Exercise goal -
In your copy, leave out the pictures and repeat the entries below exactly.

Part of a data file:
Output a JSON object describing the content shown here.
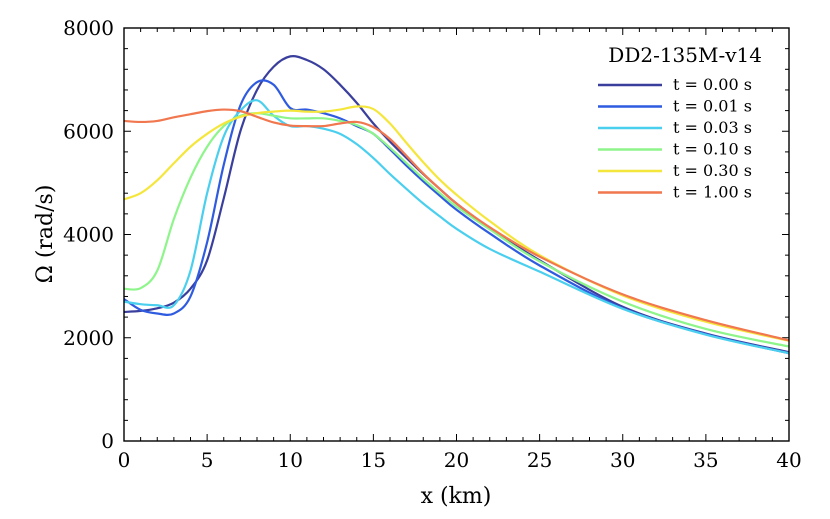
{
  "chart_data": {
    "type": "line",
    "title": "",
    "legend_title": "DD2-135M-v14",
    "legend_position": "top-right",
    "xlabel": "x (km)",
    "ylabel": "Ω (rad/s)",
    "xlim": [
      0,
      40
    ],
    "ylim": [
      0,
      8000
    ],
    "xticks": [
      0,
      5,
      10,
      15,
      20,
      25,
      30,
      35,
      40
    ],
    "yticks": [
      0,
      2000,
      4000,
      6000,
      8000
    ],
    "grid": false,
    "x": [
      0,
      1,
      2,
      3,
      4,
      5,
      6,
      7,
      8,
      9,
      10,
      11,
      12,
      13,
      14,
      15,
      16,
      17,
      18,
      19,
      20,
      22,
      25,
      30,
      35,
      40
    ],
    "series": [
      {
        "name": "t = 0.00 s",
        "color": "#3a3f9e",
        "values": [
          2500,
          2520,
          2570,
          2680,
          2950,
          3500,
          4700,
          6000,
          6800,
          7250,
          7450,
          7380,
          7200,
          6900,
          6550,
          6150,
          5800,
          5480,
          5170,
          4880,
          4600,
          4120,
          3500,
          2600,
          2080,
          1720
        ]
      },
      {
        "name": "t = 0.01 s",
        "color": "#2f5be0",
        "values": [
          2750,
          2540,
          2470,
          2470,
          2800,
          3850,
          5350,
          6500,
          6950,
          6900,
          6450,
          6420,
          6350,
          6250,
          6100,
          5950,
          5650,
          5330,
          5030,
          4750,
          4480,
          4020,
          3400,
          2570,
          2070,
          1700
        ]
      },
      {
        "name": "t = 0.03 s",
        "color": "#4bcfee",
        "values": [
          2700,
          2650,
          2630,
          2630,
          3300,
          4800,
          5900,
          6400,
          6600,
          6300,
          6100,
          6100,
          6050,
          5950,
          5750,
          5480,
          5170,
          4880,
          4600,
          4350,
          4110,
          3720,
          3280,
          2560,
          2060,
          1700
        ]
      },
      {
        "name": "t = 0.10 s",
        "color": "#8ef58a",
        "values": [
          2950,
          2960,
          3300,
          4300,
          5100,
          5700,
          6100,
          6300,
          6350,
          6300,
          6250,
          6250,
          6250,
          6200,
          6120,
          5950,
          5680,
          5380,
          5080,
          4800,
          4540,
          4100,
          3480,
          2700,
          2170,
          1830
        ]
      },
      {
        "name": "t = 0.30 s",
        "color": "#f5e63c",
        "values": [
          4680,
          4800,
          5050,
          5380,
          5700,
          5950,
          6150,
          6280,
          6350,
          6380,
          6400,
          6380,
          6380,
          6420,
          6480,
          6430,
          6150,
          5770,
          5400,
          5060,
          4770,
          4260,
          3600,
          2820,
          2310,
          1940
        ]
      },
      {
        "name": "t = 1.00 s",
        "color": "#f1774f",
        "values": [
          6200,
          6180,
          6200,
          6270,
          6330,
          6390,
          6420,
          6390,
          6280,
          6170,
          6110,
          6100,
          6100,
          6150,
          6180,
          6080,
          5850,
          5520,
          5180,
          4880,
          4600,
          4140,
          3570,
          2840,
          2340,
          1950
        ]
      }
    ]
  }
}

Answer to this task -
Output a JSON object describing the content shown here.
{
  "chart_data": {
    "type": "line",
    "title": "",
    "legend_title": "DD2-135M-v14",
    "legend_position": "top-right",
    "xlabel": "x (km)",
    "ylabel": "Ω (rad/s)",
    "xlim": [
      0,
      40
    ],
    "ylim": [
      0,
      8000
    ],
    "xticks": [
      0,
      5,
      10,
      15,
      20,
      25,
      30,
      35,
      40
    ],
    "yticks": [
      0,
      2000,
      4000,
      6000,
      8000
    ],
    "grid": false,
    "x": [
      0,
      1,
      2,
      3,
      4,
      5,
      6,
      7,
      8,
      9,
      10,
      11,
      12,
      13,
      14,
      15,
      16,
      17,
      18,
      19,
      20,
      22,
      25,
      30,
      35,
      40
    ],
    "series": [
      {
        "name": "t = 0.00 s",
        "color": "#3a3f9e",
        "values": [
          2500,
          2520,
          2570,
          2680,
          2950,
          3500,
          4700,
          6000,
          6800,
          7250,
          7450,
          7380,
          7200,
          6900,
          6550,
          6150,
          5800,
          5480,
          5170,
          4880,
          4600,
          4120,
          3500,
          2600,
          2080,
          1720
        ]
      },
      {
        "name": "t = 0.01 s",
        "color": "#2f5be0",
        "values": [
          2750,
          2540,
          2470,
          2470,
          2800,
          3850,
          5350,
          6500,
          6950,
          6900,
          6450,
          6420,
          6350,
          6250,
          6100,
          5950,
          5650,
          5330,
          5030,
          4750,
          4480,
          4020,
          3400,
          2570,
          2070,
          1700
        ]
      },
      {
        "name": "t = 0.03 s",
        "color": "#4bcfee",
        "values": [
          2700,
          2650,
          2630,
          2630,
          3300,
          4800,
          5900,
          6400,
          6600,
          6300,
          6100,
          6100,
          6050,
          5950,
          5750,
          5480,
          5170,
          4880,
          4600,
          4350,
          4110,
          3720,
          3280,
          2560,
          2060,
          1700
        ]
      },
      {
        "name": "t = 0.10 s",
        "color": "#8ef58a",
        "values": [
          2950,
          2960,
          3300,
          4300,
          5100,
          5700,
          6100,
          6300,
          6350,
          6300,
          6250,
          6250,
          6250,
          6200,
          6120,
          5950,
          5680,
          5380,
          5080,
          4800,
          4540,
          4100,
          3480,
          2700,
          2170,
          1830
        ]
      },
      {
        "name": "t = 0.30 s",
        "color": "#f5e63c",
        "values": [
          4680,
          4800,
          5050,
          5380,
          5700,
          5950,
          6150,
          6280,
          6350,
          6380,
          6400,
          6380,
          6380,
          6420,
          6480,
          6430,
          6150,
          5770,
          5400,
          5060,
          4770,
          4260,
          3600,
          2820,
          2310,
          1940
        ]
      },
      {
        "name": "t = 1.00 s",
        "color": "#f1774f",
        "values": [
          6200,
          6180,
          6200,
          6270,
          6330,
          6390,
          6420,
          6390,
          6280,
          6170,
          6110,
          6100,
          6100,
          6150,
          6180,
          6080,
          5850,
          5520,
          5180,
          4880,
          4600,
          4140,
          3570,
          2840,
          2340,
          1950
        ]
      }
    ]
  }
}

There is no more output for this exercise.